• **WHAT IS ASKED**
Could you write out every record below exactly, leaving out any pictures?

DATASET CONTENT start

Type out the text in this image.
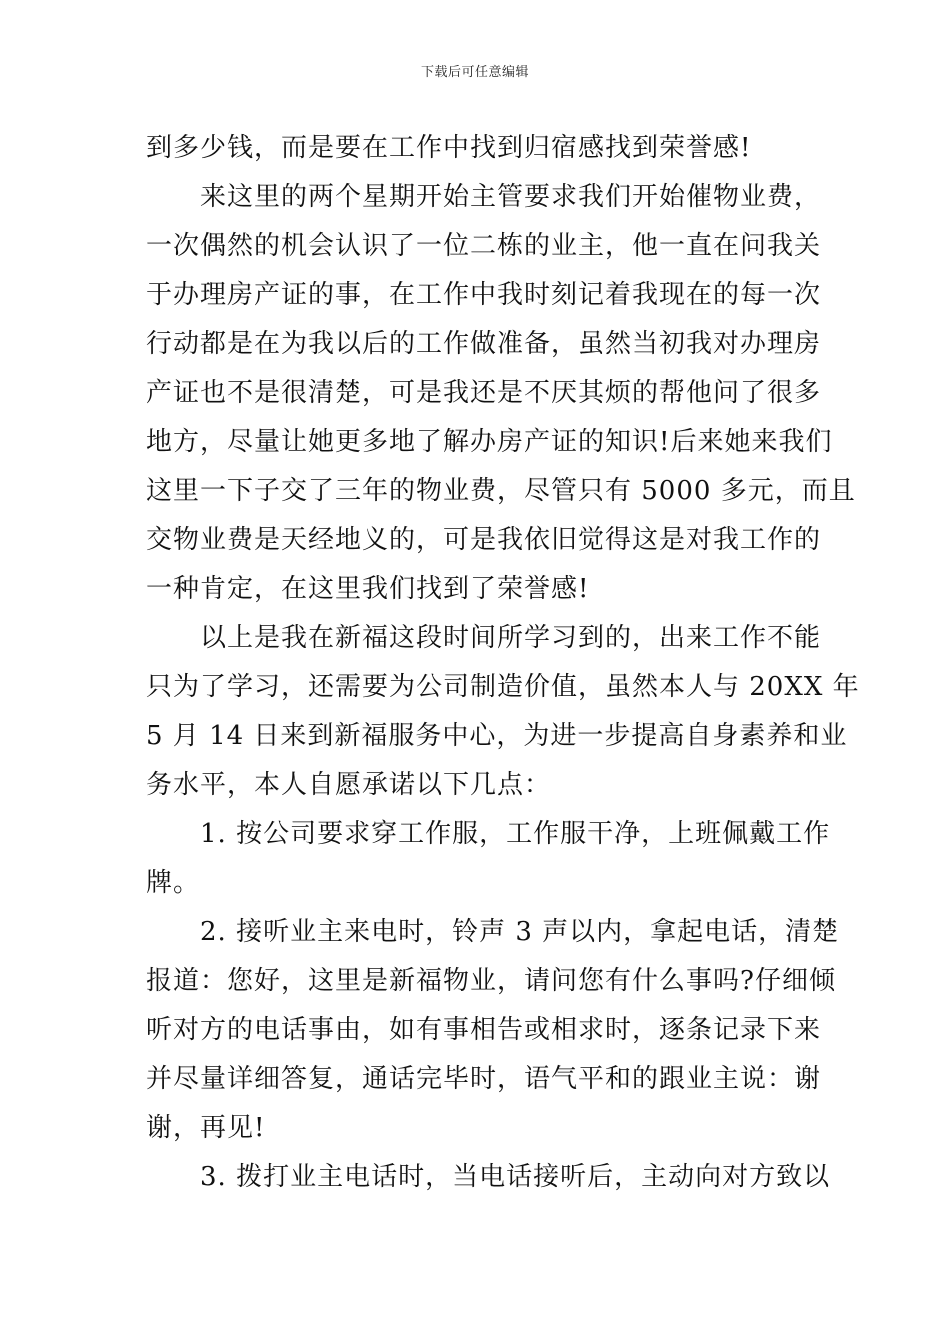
下载后可任意编辑
到多少钱，而是要在工作中找到归宿感找到荣誉感!
　　来这里的两个星期开始主管要求我们开始催物业费，
一次偶然的机会认识了一位二栋的业主，他一直在问我关
于办理房产证的事，在工作中我时刻记着我现在的每一次
行动都是在为我以后的工作做准备，虽然当初我对办理房
产证也不是很清楚，可是我还是不厌其烦的帮他问了很多
地方，尽量让她更多地了解办房产证的知识!后来她来我们
这里一下子交了三年的物业费，尽管只有 5000 多元，而且
交物业费是天经地义的，可是我依旧觉得这是对我工作的
一种肯定，在这里我们找到了荣誉感!
　　以上是我在新福这段时间所学习到的，出来工作不能
只为了学习，还需要为公司制造价值，虽然本人与 20XX 年
5 月 14 日来到新福服务中心，为进一步提高自身素养和业
务水平，本人自愿承诺以下几点：
　　1. 按公司要求穿工作服，工作服干净，上班佩戴工作
牌。
　　2. 接听业主来电时，铃声 3 声以内，拿起电话，清楚
报道：您好，这里是新福物业，请问您有什么事吗?仔细倾
听对方的电话事由，如有事相告或相求时，逐条记录下来
并尽量详细答复，通话完毕时，语气平和的跟业主说：谢
谢，再见!
　　3. 拨打业主电话时，当电话接听后，主动向对方致以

DATASET CONTENT end

• **TASK SOLUTION**
Type out the text in this image.
下载后可任意编辑
到多少钱，而是要在工作中找到归宿感找到荣誉感!
　　来这里的两个星期开始主管要求我们开始催物业费，
一次偶然的机会认识了一位二栋的业主，他一直在问我关
于办理房产证的事，在工作中我时刻记着我现在的每一次
行动都是在为我以后的工作做准备，虽然当初我对办理房
产证也不是很清楚，可是我还是不厌其烦的帮他问了很多
地方，尽量让她更多地了解办房产证的知识!后来她来我们
这里一下子交了三年的物业费，尽管只有 5000 多元，而且
交物业费是天经地义的，可是我依旧觉得这是对我工作的
一种肯定，在这里我们找到了荣誉感!
　　以上是我在新福这段时间所学习到的，出来工作不能
只为了学习，还需要为公司制造价值，虽然本人与 20XX 年
5 月 14 日来到新福服务中心，为进一步提高自身素养和业
务水平，本人自愿承诺以下几点：
　　1. 按公司要求穿工作服，工作服干净，上班佩戴工作
牌。
　　2. 接听业主来电时，铃声 3 声以内，拿起电话，清楚
报道：您好，这里是新福物业，请问您有什么事吗?仔细倾
听对方的电话事由，如有事相告或相求时，逐条记录下来
并尽量详细答复，通话完毕时，语气平和的跟业主说：谢
谢，再见!
　　3. 拨打业主电话时，当电话接听后，主动向对方致以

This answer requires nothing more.